PROBLEM DETAILS:
Every line that includes the word "Viern" is to be listed.

Stored entries:
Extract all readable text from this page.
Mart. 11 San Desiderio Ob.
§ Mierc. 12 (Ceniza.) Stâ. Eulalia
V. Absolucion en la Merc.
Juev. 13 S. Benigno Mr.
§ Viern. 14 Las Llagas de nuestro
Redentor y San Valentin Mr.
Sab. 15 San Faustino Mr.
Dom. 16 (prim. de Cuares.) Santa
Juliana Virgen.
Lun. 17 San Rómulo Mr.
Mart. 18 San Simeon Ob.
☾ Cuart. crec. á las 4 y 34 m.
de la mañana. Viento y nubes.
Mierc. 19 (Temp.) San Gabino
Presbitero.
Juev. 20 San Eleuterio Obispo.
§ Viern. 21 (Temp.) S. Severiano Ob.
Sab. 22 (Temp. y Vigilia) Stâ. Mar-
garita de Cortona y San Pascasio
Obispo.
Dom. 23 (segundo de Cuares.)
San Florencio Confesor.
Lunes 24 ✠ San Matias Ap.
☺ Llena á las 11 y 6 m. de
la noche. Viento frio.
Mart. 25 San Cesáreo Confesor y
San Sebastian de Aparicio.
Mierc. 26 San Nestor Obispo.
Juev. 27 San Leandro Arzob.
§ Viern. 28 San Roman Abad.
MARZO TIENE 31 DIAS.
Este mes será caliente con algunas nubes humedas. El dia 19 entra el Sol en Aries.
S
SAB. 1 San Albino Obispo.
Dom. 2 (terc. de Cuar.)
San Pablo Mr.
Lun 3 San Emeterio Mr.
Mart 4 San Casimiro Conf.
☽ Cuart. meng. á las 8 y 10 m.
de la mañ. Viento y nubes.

CORRECT ANSWER:
§ Viern. 14 Las Llagas de nuestro
§ Viern. 21 (Temp.) S. Severiano Ob.
§ Viern. 28 San Roman Abad.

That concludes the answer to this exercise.